* start *

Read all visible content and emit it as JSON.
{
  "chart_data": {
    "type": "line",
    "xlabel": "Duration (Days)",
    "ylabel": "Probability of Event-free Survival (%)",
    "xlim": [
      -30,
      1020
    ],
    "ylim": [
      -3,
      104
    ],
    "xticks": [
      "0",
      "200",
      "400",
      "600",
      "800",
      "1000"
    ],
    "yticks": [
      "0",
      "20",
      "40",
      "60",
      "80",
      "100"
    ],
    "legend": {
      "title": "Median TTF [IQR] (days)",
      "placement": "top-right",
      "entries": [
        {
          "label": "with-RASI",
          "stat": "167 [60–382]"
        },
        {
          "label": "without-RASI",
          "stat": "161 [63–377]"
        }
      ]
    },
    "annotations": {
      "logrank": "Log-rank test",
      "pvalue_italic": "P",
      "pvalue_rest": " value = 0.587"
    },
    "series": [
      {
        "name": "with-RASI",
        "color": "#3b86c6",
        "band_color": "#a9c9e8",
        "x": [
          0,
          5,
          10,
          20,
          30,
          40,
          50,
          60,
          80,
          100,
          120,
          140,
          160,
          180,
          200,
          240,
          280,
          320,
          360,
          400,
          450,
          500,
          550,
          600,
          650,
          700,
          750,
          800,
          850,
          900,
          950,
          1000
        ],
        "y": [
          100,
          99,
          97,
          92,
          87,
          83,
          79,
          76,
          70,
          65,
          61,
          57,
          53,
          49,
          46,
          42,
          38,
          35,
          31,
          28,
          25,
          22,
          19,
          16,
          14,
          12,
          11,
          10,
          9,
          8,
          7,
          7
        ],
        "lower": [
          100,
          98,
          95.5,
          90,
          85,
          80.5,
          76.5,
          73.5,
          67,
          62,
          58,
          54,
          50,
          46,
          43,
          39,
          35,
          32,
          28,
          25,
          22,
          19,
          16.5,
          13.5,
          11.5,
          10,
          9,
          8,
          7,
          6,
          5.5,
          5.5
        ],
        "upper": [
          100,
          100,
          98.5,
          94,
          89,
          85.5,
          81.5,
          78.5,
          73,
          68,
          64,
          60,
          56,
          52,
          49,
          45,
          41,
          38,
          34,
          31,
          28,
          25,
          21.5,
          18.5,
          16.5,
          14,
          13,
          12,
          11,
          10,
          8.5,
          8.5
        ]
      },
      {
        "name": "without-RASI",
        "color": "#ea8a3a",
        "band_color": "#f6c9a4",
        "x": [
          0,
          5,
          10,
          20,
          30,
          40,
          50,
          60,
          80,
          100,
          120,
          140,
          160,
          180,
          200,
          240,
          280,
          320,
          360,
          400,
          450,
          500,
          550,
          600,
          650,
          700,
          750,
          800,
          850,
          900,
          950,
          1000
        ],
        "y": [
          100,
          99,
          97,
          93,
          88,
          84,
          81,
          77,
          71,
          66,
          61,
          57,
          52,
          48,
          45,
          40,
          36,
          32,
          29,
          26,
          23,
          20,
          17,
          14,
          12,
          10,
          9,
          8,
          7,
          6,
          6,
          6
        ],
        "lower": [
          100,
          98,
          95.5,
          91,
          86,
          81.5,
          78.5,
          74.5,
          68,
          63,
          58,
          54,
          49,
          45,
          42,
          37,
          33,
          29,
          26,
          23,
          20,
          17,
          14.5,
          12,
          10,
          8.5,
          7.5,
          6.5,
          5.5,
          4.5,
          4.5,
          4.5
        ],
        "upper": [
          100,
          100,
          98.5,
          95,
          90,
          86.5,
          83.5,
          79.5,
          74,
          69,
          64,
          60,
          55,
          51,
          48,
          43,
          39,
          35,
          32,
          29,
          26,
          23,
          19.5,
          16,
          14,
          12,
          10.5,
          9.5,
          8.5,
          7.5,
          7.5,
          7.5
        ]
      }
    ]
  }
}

* end *

§ **YOUR GOAL**: Your task is to repeat the data exactly; please include every line.

§ **RESPONSE TO THE EXERCISE**:
Read all visible content and emit it as JSON.
{
  "chart_data": {
    "type": "line",
    "xlabel": "Duration (Days)",
    "ylabel": "Probability of Event-free Survival (%)",
    "xlim": [
      -30,
      1020
    ],
    "ylim": [
      -3,
      104
    ],
    "xticks": [
      "0",
      "200",
      "400",
      "600",
      "800",
      "1000"
    ],
    "yticks": [
      "0",
      "20",
      "40",
      "60",
      "80",
      "100"
    ],
    "legend": {
      "title": "Median TTF [IQR] (days)",
      "placement": "top-right",
      "entries": [
        {
          "label": "with-RASI",
          "stat": "167 [60–382]"
        },
        {
          "label": "without-RASI",
          "stat": "161 [63–377]"
        }
      ]
    },
    "annotations": {
      "logrank": "Log-rank test",
      "pvalue_italic": "P",
      "pvalue_rest": " value = 0.587"
    },
    "series": [
      {
        "name": "with-RASI",
        "color": "#3b86c6",
        "band_color": "#a9c9e8",
        "x": [
          0,
          5,
          10,
          20,
          30,
          40,
          50,
          60,
          80,
          100,
          120,
          140,
          160,
          180,
          200,
          240,
          280,
          320,
          360,
          400,
          450,
          500,
          550,
          600,
          650,
          700,
          750,
          800,
          850,
          900,
          950,
          1000
        ],
        "y": [
          100,
          99,
          97,
          92,
          87,
          83,
          79,
          76,
          70,
          65,
          61,
          57,
          53,
          49,
          46,
          42,
          38,
          35,
          31,
          28,
          25,
          22,
          19,
          16,
          14,
          12,
          11,
          10,
          9,
          8,
          7,
          7
        ],
        "lower": [
          100,
          98,
          95.5,
          90,
          85,
          80.5,
          76.5,
          73.5,
          67,
          62,
          58,
          54,
          50,
          46,
          43,
          39,
          35,
          32,
          28,
          25,
          22,
          19,
          16.5,
          13.5,
          11.5,
          10,
          9,
          8,
          7,
          6,
          5.5,
          5.5
        ],
        "upper": [
          100,
          100,
          98.5,
          94,
          89,
          85.5,
          81.5,
          78.5,
          73,
          68,
          64,
          60,
          56,
          52,
          49,
          45,
          41,
          38,
          34,
          31,
          28,
          25,
          21.5,
          18.5,
          16.5,
          14,
          13,
          12,
          11,
          10,
          8.5,
          8.5
        ]
      },
      {
        "name": "without-RASI",
        "color": "#ea8a3a",
        "band_color": "#f6c9a4",
        "x": [
          0,
          5,
          10,
          20,
          30,
          40,
          50,
          60,
          80,
          100,
          120,
          140,
          160,
          180,
          200,
          240,
          280,
          320,
          360,
          400,
          450,
          500,
          550,
          600,
          650,
          700,
          750,
          800,
          850,
          900,
          950,
          1000
        ],
        "y": [
          100,
          99,
          97,
          93,
          88,
          84,
          81,
          77,
          71,
          66,
          61,
          57,
          52,
          48,
          45,
          40,
          36,
          32,
          29,
          26,
          23,
          20,
          17,
          14,
          12,
          10,
          9,
          8,
          7,
          6,
          6,
          6
        ],
        "lower": [
          100,
          98,
          95.5,
          91,
          86,
          81.5,
          78.5,
          74.5,
          68,
          63,
          58,
          54,
          49,
          45,
          42,
          37,
          33,
          29,
          26,
          23,
          20,
          17,
          14.5,
          12,
          10,
          8.5,
          7.5,
          6.5,
          5.5,
          4.5,
          4.5,
          4.5
        ],
        "upper": [
          100,
          100,
          98.5,
          95,
          90,
          86.5,
          83.5,
          79.5,
          74,
          69,
          64,
          60,
          55,
          51,
          48,
          43,
          39,
          35,
          32,
          29,
          26,
          23,
          19.5,
          16,
          14,
          12,
          10.5,
          9.5,
          8.5,
          7.5,
          7.5,
          7.5
        ]
      }
    ]
  }
}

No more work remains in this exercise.